§ **Task prompt**: From the listing below, pull each line that includes "color".

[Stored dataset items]
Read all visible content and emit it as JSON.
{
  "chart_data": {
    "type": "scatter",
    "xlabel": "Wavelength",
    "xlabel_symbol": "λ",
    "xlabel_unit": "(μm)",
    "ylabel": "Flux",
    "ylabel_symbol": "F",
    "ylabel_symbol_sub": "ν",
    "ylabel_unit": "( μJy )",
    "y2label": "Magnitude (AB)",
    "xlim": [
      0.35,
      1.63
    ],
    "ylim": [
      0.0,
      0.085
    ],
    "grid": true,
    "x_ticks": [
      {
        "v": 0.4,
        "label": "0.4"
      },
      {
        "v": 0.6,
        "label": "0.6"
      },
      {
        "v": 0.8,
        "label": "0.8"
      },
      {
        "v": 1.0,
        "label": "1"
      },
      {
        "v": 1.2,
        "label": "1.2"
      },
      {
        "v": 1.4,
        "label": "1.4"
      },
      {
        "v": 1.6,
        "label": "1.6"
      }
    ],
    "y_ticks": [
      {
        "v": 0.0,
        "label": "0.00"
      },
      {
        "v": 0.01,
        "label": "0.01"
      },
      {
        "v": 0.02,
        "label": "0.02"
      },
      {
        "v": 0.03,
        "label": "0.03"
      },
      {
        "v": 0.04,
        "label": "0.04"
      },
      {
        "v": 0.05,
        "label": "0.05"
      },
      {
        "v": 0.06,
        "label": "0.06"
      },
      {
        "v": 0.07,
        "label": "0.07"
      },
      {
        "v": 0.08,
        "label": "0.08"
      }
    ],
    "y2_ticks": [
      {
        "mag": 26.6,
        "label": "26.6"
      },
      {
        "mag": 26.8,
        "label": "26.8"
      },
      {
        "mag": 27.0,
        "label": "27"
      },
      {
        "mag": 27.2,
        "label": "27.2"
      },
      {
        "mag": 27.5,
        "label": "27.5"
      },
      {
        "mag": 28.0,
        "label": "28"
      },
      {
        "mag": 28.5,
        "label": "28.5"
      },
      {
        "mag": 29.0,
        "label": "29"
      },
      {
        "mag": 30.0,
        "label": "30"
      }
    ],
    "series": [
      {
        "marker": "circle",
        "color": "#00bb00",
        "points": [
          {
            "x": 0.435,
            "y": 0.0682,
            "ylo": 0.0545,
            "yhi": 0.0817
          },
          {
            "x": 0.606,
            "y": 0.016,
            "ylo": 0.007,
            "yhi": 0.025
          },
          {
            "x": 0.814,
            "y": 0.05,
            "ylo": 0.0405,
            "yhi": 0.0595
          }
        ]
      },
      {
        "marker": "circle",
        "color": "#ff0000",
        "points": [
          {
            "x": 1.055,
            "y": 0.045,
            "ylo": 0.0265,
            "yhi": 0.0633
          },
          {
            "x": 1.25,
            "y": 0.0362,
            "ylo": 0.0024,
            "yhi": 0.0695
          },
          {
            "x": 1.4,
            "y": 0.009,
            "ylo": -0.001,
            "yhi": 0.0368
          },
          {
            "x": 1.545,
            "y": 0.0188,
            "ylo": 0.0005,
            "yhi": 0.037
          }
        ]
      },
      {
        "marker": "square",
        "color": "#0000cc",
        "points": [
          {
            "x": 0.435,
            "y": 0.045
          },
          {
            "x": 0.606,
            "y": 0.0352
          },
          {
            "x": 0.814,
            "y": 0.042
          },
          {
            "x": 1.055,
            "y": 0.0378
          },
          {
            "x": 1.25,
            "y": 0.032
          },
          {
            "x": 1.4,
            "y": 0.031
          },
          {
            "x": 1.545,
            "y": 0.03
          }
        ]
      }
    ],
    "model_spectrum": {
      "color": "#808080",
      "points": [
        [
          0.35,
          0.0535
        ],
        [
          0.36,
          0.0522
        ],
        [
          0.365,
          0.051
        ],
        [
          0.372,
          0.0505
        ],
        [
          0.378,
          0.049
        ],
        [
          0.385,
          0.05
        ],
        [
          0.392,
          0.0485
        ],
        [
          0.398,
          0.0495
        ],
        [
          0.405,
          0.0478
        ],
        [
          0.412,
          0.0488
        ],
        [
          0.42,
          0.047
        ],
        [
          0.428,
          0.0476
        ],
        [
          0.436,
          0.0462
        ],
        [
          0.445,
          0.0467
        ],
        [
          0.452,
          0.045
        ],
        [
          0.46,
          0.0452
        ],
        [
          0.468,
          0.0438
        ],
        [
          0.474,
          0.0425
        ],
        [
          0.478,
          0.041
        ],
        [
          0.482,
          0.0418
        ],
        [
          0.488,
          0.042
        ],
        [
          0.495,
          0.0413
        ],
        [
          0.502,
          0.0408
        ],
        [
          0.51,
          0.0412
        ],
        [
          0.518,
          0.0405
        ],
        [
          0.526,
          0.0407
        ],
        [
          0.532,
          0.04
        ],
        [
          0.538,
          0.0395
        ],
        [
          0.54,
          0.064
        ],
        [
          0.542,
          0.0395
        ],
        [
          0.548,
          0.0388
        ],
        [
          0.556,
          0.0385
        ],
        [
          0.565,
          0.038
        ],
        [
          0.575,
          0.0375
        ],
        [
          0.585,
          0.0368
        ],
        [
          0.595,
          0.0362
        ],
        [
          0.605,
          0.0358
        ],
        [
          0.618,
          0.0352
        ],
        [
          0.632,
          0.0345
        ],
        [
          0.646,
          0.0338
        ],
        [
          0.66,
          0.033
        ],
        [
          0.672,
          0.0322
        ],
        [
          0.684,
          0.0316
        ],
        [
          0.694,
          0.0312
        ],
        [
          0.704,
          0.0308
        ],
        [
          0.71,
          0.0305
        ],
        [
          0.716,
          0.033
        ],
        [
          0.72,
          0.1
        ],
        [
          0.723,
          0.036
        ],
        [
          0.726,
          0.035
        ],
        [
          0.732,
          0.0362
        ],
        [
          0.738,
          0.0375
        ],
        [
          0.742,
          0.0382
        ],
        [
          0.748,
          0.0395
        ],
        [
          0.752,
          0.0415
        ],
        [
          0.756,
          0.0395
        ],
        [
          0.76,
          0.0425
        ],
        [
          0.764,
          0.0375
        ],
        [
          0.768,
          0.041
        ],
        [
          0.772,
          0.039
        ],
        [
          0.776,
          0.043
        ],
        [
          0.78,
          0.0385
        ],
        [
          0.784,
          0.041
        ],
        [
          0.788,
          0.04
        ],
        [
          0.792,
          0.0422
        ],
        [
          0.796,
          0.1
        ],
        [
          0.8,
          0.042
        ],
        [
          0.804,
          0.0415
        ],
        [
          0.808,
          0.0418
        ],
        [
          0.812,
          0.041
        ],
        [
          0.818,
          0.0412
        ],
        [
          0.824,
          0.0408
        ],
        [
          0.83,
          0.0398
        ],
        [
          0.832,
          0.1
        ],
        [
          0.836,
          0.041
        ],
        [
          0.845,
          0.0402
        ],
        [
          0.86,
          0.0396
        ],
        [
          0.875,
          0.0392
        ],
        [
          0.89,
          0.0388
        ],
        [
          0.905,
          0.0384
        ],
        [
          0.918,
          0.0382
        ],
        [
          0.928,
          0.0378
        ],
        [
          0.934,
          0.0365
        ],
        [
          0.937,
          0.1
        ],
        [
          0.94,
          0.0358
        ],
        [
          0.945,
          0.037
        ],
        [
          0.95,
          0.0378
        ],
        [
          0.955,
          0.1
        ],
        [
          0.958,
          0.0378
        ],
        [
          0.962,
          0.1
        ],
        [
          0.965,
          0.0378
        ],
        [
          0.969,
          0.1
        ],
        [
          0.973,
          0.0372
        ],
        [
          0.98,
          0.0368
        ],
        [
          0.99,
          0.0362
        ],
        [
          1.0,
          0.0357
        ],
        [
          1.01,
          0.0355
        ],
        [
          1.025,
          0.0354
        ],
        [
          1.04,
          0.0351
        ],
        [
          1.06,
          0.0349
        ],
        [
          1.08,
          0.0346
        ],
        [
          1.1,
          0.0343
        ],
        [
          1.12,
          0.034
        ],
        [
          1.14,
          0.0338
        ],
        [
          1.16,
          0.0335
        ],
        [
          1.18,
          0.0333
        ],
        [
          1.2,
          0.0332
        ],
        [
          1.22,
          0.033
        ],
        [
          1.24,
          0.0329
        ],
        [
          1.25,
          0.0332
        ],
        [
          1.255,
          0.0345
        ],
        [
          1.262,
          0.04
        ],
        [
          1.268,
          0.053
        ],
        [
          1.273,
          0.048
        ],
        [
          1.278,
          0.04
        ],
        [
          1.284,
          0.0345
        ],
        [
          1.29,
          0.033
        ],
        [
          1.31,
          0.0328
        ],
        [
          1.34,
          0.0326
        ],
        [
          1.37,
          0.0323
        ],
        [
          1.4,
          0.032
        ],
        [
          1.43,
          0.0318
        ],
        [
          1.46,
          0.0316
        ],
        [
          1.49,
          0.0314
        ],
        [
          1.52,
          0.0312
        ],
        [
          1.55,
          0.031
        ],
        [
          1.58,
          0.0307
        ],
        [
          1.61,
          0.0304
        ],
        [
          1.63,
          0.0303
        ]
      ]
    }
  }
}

§ **Worked solution**:
        "color": "#00bb00",
        "color": "#ff0000",
        "color": "#0000cc",
      "color": "#808080",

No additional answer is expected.